Collection entries:
################

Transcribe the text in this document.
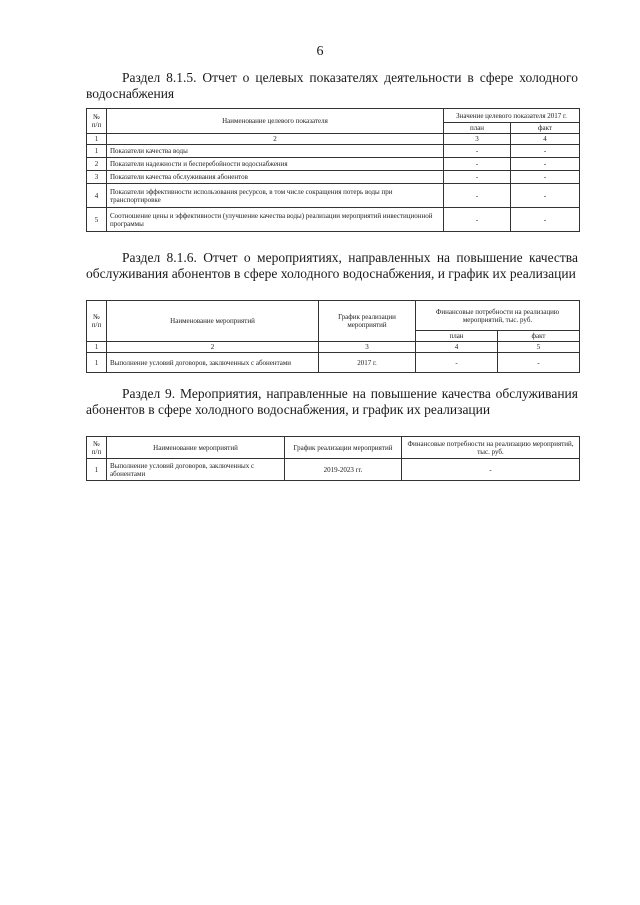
6
Раздел 8.1.5. Отчет о целевых показателях деятельности в сфере холодного водоснабжения
№ п/п	Наименование целевого показателя	Значение целевого показателя 2017 г.	
		план	факт
1	2	3	4
1	Показатели качества воды	-	-
2	Показатели надежности и бесперебойности водоснабжения	-	-
3	Показатели качества обслуживания абонентов	-	-
4	Показатели эффективности использования ресурсов, в том числе сокращения потерь воды при транспортировке	-	-
5	Соотношение цены и эффективности (улучшение качества воды) реализации мероприятий инвестиционной программы	-	-
Раздел 8.1.6. Отчет о мероприятиях, направленных на повышение качества обслуживания абонентов в сфере холодного водоснабжения, и график их реализации
№ п/п	Наименование мероприятий	График реализации мероприятий	Финансовые потребности на реализацию мероприятий, тыс. руб.	
			план	факт
1	2	3	4	5
1	Выполнение условий договоров, заключенных с абонентами	2017 г.	-	-
Раздел 9. Мероприятия, направленные на повышение качества обслуживания абонентов в сфере холодного водоснабжения, и график их реализации
№ п/п	Наименование мероприятий	График реализации мероприятий	Финансовые потребности на реализацию мероприятий, тыс. руб.
1	Выполнение условий договоров, заключенных с абонентами	2019-2023 гг.	-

################

## Do this
Copy the listing in full and without alteration, omitting every picture.

## Answer
Transcribe the text in this document.
6
Раздел 8.1.5. Отчет о целевых показателях деятельности в сфере холодного водоснабжения
№ п/п	Наименование целевого показателя	Значение целевого показателя 2017 г.	
		план	факт
1	2	3	4
1	Показатели качества воды	-	-
2	Показатели надежности и бесперебойности водоснабжения	-	-
3	Показатели качества обслуживания абонентов	-	-
4	Показатели эффективности использования ресурсов, в том числе сокращения потерь воды при транспортировке	-	-
5	Соотношение цены и эффективности (улучшение качества воды) реализации мероприятий инвестиционной программы	-	-
Раздел 8.1.6. Отчет о мероприятиях, направленных на повышение качества обслуживания абонентов в сфере холодного водоснабжения, и график их реализации
№ п/п	Наименование мероприятий	График реализации мероприятий	Финансовые потребности на реализацию мероприятий, тыс. руб.	
			план	факт
1	2	3	4	5
1	Выполнение условий договоров, заключенных с абонентами	2017 г.	-	-
Раздел 9. Мероприятия, направленные на повышение качества обслуживания абонентов в сфере холодного водоснабжения, и график их реализации
№ п/п	Наименование мероприятий	График реализации мероприятий	Финансовые потребности на реализацию мероприятий, тыс. руб.
1	Выполнение условий договоров, заключенных с абонентами	2019-2023 гг.	-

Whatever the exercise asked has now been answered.